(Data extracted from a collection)
______________________________
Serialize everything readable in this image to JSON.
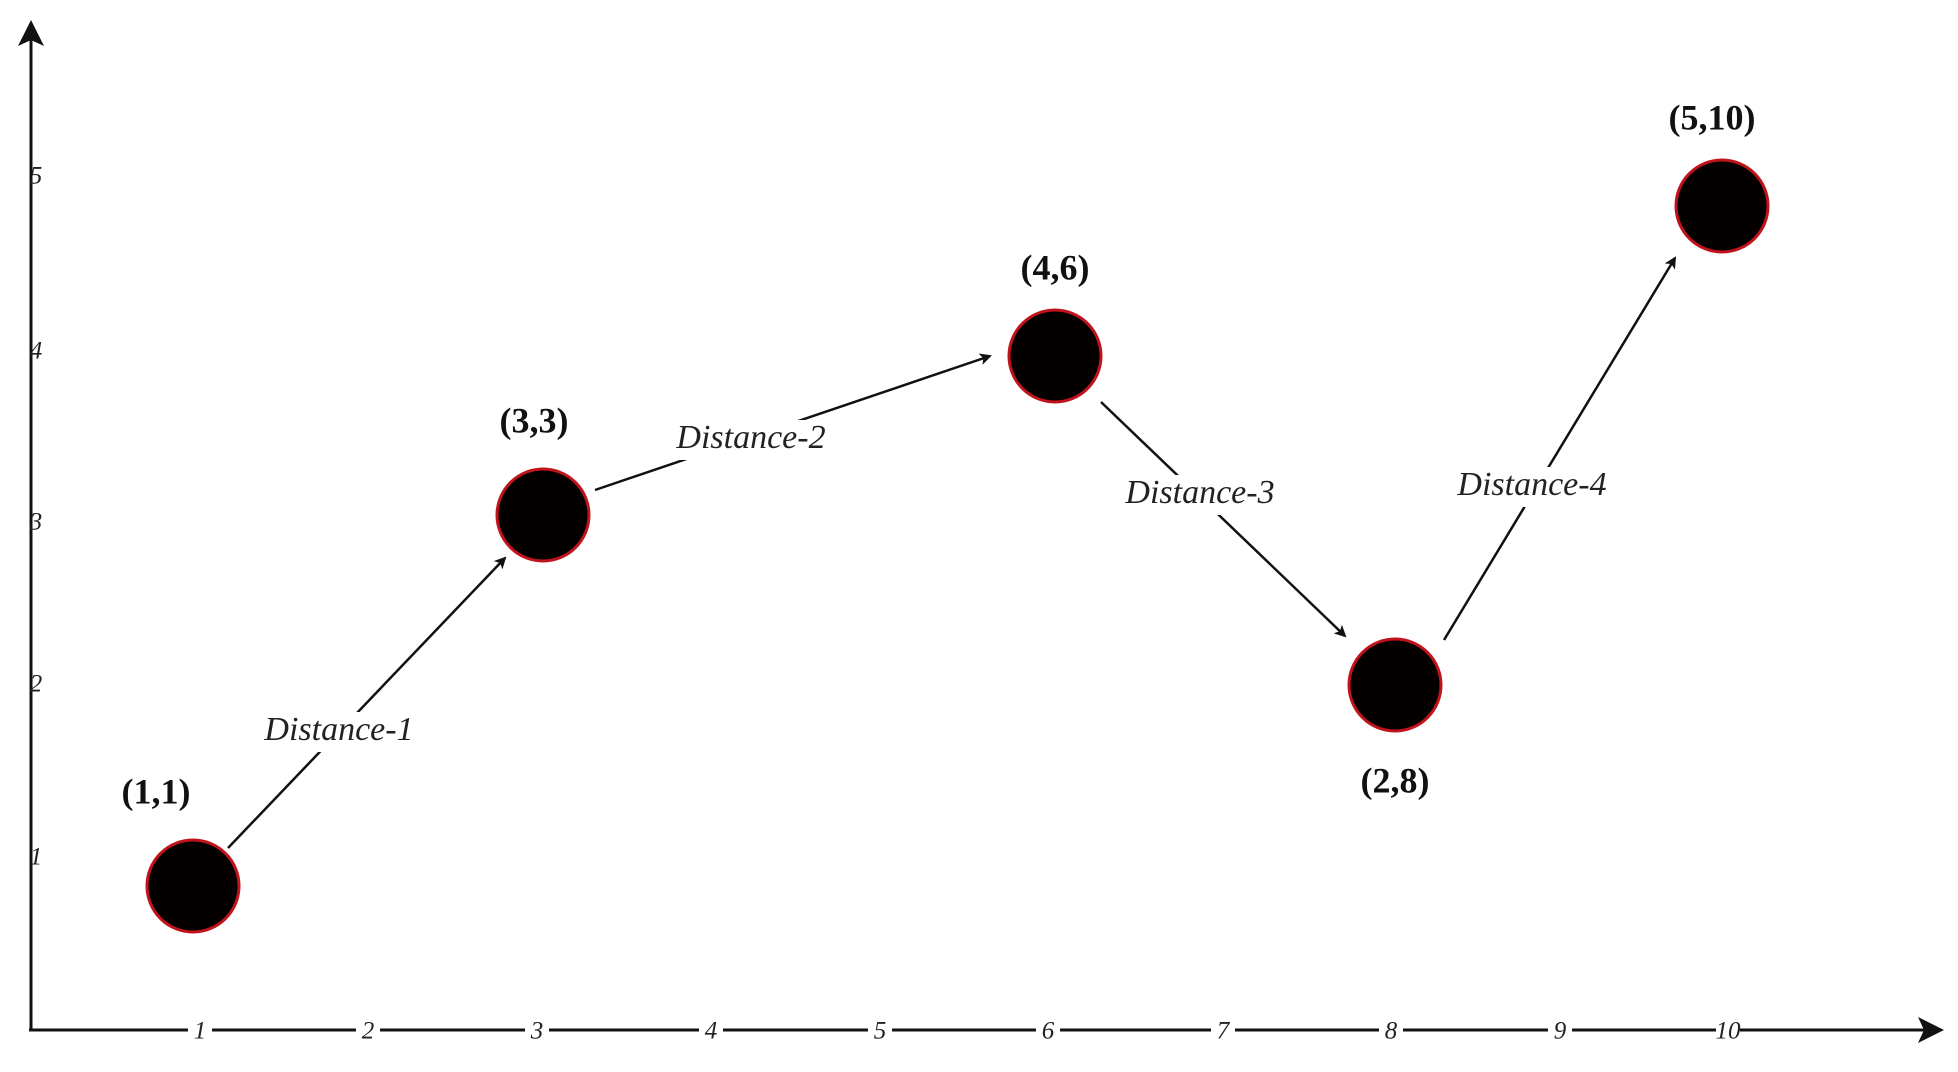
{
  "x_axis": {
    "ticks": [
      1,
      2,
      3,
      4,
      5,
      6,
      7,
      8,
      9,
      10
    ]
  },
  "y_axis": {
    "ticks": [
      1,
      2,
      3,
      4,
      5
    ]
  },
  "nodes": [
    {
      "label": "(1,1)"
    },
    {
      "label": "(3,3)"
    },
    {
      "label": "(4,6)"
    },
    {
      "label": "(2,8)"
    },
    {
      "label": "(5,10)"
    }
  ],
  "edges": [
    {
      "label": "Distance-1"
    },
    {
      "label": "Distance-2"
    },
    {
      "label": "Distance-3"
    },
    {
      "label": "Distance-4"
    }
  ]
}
______________________________
_The problem_:
Copy out all lines above that include the string "label".

_Solution to this exercise_:
      "label": "(1,1)"
      "label": "(3,3)"
      "label": "(4,6)"
      "label": "(2,8)"
      "label": "(5,10)"
      "label": "Distance-1"
      "label": "Distance-2"
      "label": "Distance-3"
      "label": "Distance-4"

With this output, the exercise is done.